REQUEST:
Print all the records exactly, please.

RECORDS FOR THIS EXERCISE:
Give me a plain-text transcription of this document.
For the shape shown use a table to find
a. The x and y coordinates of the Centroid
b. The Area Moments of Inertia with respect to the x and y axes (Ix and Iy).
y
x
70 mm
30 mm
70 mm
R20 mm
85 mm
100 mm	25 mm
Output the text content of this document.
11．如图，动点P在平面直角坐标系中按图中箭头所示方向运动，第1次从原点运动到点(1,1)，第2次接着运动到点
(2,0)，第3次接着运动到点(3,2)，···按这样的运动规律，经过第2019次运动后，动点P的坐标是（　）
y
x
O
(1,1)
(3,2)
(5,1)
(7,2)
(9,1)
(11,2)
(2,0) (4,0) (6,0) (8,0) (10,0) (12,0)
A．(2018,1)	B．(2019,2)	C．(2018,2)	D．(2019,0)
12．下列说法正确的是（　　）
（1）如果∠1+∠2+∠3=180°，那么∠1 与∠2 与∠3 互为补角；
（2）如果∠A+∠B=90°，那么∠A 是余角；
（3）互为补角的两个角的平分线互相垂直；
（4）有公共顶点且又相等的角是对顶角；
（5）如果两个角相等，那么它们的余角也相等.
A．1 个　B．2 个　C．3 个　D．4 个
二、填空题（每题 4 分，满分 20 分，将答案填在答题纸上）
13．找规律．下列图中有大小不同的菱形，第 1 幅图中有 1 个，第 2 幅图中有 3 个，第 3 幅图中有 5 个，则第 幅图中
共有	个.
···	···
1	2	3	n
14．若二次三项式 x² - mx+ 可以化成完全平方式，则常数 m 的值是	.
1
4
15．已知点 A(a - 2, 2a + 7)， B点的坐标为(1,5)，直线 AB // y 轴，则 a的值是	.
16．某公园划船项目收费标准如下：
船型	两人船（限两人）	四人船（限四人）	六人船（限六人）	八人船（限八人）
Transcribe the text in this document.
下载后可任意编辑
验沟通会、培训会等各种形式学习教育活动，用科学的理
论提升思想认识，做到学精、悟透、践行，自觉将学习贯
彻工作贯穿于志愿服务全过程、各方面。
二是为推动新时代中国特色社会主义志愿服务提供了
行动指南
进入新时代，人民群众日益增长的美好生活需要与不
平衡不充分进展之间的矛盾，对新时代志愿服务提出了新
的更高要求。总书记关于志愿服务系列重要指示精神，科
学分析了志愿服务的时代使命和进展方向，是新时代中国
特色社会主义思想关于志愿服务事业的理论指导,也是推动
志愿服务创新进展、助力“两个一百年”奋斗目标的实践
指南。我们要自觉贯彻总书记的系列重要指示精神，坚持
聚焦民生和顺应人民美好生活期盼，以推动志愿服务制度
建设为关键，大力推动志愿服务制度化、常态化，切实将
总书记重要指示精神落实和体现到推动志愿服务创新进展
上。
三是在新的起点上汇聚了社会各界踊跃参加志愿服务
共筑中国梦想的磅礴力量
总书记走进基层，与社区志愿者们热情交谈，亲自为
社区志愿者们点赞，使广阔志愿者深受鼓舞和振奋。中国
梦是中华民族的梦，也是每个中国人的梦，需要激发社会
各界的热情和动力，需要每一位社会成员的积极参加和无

WRITTEN RESPONSE:
Give me a plain-text transcription of this document.
For the shape shown use a table to find
a. The x and y coordinates of the Centroid
b. The Area Moments of Inertia with respect to the x and y axes (Ix and Iy).
y
x
70 mm
30 mm
70 mm
R20 mm
85 mm
100 mm	25 mm
Output the text content of this document.
11．如图，动点P在平面直角坐标系中按图中箭头所示方向运动，第1次从原点运动到点(1,1)，第2次接着运动到点
(2,0)，第3次接着运动到点(3,2)，···按这样的运动规律，经过第2019次运动后，动点P的坐标是（　）
y
x
O
(1,1)
(3,2)
(5,1)
(7,2)
(9,1)
(11,2)
(2,0) (4,0) (6,0) (8,0) (10,0) (12,0)
A．(2018,1)	B．(2019,2)	C．(2018,2)	D．(2019,0)
12．下列说法正确的是（　　）
（1）如果∠1+∠2+∠3=180°，那么∠1 与∠2 与∠3 互为补角；
（2）如果∠A+∠B=90°，那么∠A 是余角；
（3）互为补角的两个角的平分线互相垂直；
（4）有公共顶点且又相等的角是对顶角；
（5）如果两个角相等，那么它们的余角也相等.
A．1 个　B．2 个　C．3 个　D．4 个
二、填空题（每题 4 分，满分 20 分，将答案填在答题纸上）
13．找规律．下列图中有大小不同的菱形，第 1 幅图中有 1 个，第 2 幅图中有 3 个，第 3 幅图中有 5 个，则第 幅图中
共有	个.
···	···
1	2	3	n
14．若二次三项式 x² - mx+ 可以化成完全平方式，则常数 m 的值是	.
1
4
15．已知点 A(a - 2, 2a + 7)， B点的坐标为(1,5)，直线 AB // y 轴，则 a的值是	.
16．某公园划船项目收费标准如下：
船型	两人船（限两人）	四人船（限四人）	六人船（限六人）	八人船（限八人）
Transcribe the text in this document.
下载后可任意编辑
验沟通会、培训会等各种形式学习教育活动，用科学的理
论提升思想认识，做到学精、悟透、践行，自觉将学习贯
彻工作贯穿于志愿服务全过程、各方面。
二是为推动新时代中国特色社会主义志愿服务提供了
行动指南
进入新时代，人民群众日益增长的美好生活需要与不
平衡不充分进展之间的矛盾，对新时代志愿服务提出了新
的更高要求。总书记关于志愿服务系列重要指示精神，科
学分析了志愿服务的时代使命和进展方向，是新时代中国
特色社会主义思想关于志愿服务事业的理论指导,也是推动
志愿服务创新进展、助力“两个一百年”奋斗目标的实践
指南。我们要自觉贯彻总书记的系列重要指示精神，坚持
聚焦民生和顺应人民美好生活期盼，以推动志愿服务制度
建设为关键，大力推动志愿服务制度化、常态化，切实将
总书记重要指示精神落实和体现到推动志愿服务创新进展
上。
三是在新的起点上汇聚了社会各界踊跃参加志愿服务
共筑中国梦想的磅礴力量
总书记走进基层，与社区志愿者们热情交谈，亲自为
社区志愿者们点赞，使广阔志愿者深受鼓舞和振奋。中国
梦是中华民族的梦，也是每个中国人的梦，需要激发社会
各界的热情和动力，需要每一位社会成员的积极参加和无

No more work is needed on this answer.